- [TASK]: From the records below, please return each line that holds the word "scale".

(Stored data entries)
--- --- ---

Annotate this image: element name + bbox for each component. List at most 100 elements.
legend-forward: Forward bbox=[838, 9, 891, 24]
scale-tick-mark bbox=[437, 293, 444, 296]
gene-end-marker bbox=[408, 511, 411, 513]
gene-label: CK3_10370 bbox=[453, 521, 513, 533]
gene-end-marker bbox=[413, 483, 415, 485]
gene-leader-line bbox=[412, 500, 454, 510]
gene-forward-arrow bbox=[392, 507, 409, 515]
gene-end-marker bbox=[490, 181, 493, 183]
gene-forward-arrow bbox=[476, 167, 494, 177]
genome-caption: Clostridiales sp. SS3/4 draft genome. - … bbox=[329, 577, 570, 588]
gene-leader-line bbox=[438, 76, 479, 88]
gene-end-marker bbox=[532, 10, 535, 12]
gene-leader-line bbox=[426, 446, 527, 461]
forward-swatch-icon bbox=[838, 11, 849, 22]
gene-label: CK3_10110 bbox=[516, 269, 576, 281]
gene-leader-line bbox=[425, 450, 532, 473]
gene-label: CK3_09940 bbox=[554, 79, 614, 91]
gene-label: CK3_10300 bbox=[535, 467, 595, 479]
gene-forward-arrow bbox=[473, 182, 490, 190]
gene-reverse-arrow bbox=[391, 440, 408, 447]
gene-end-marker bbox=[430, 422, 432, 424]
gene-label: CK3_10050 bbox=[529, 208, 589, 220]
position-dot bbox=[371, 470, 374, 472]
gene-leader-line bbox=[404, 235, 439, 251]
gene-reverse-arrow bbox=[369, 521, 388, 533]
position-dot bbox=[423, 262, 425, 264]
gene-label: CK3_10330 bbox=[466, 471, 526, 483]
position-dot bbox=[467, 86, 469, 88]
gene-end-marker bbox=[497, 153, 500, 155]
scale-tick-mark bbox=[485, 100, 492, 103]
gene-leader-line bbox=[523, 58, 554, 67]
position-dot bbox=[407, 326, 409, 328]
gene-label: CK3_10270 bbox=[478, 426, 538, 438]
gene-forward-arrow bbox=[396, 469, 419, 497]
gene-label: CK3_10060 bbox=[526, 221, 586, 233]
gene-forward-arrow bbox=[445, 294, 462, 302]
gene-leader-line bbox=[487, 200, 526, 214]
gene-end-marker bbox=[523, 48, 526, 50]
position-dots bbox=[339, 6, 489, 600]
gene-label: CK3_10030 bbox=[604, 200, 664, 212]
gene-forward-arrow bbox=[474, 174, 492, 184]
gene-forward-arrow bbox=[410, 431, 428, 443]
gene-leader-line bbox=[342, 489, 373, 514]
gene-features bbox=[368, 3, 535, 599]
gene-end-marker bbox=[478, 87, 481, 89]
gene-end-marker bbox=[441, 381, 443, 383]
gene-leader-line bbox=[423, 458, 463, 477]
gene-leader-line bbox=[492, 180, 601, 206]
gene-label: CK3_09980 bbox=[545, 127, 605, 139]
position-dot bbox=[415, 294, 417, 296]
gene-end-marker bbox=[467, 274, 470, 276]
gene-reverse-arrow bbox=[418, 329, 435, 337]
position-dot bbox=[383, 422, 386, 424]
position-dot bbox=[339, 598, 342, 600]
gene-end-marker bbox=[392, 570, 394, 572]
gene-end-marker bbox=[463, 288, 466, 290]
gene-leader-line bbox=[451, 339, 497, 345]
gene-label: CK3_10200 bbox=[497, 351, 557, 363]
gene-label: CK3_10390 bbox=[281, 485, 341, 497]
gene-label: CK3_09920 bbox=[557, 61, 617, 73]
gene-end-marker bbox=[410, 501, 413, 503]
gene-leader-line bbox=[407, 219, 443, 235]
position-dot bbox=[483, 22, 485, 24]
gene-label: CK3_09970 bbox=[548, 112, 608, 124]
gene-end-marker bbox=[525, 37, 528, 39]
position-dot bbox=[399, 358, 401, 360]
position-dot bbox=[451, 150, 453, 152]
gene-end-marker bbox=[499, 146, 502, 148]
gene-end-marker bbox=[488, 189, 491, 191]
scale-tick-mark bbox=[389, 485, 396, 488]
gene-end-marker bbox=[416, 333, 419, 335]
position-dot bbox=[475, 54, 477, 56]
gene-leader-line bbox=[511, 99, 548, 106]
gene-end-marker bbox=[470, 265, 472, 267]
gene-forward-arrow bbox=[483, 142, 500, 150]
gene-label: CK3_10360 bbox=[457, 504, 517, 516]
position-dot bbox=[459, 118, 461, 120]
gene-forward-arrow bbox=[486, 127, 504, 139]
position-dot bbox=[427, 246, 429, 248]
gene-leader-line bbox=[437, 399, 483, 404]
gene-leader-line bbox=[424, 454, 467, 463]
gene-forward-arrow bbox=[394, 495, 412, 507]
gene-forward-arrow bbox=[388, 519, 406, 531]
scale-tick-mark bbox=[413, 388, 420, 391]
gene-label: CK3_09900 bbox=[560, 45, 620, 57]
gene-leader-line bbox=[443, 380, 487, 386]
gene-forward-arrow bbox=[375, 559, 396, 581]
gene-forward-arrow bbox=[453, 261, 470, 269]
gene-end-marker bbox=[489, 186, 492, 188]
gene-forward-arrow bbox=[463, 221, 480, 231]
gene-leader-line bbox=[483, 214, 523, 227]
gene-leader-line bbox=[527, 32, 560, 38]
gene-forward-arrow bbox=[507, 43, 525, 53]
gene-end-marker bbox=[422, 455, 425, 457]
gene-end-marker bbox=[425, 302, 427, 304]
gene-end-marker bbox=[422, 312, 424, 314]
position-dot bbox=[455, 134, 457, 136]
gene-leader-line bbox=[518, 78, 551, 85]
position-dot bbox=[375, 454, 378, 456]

--- --- ---

- [EXERCISE RESPONSE]:
scale-tick-mark bbox=[437, 293, 444, 296]
scale-tick-mark bbox=[485, 100, 492, 103]
scale-tick-mark bbox=[389, 485, 396, 488]
scale-tick-mark bbox=[413, 388, 420, 391]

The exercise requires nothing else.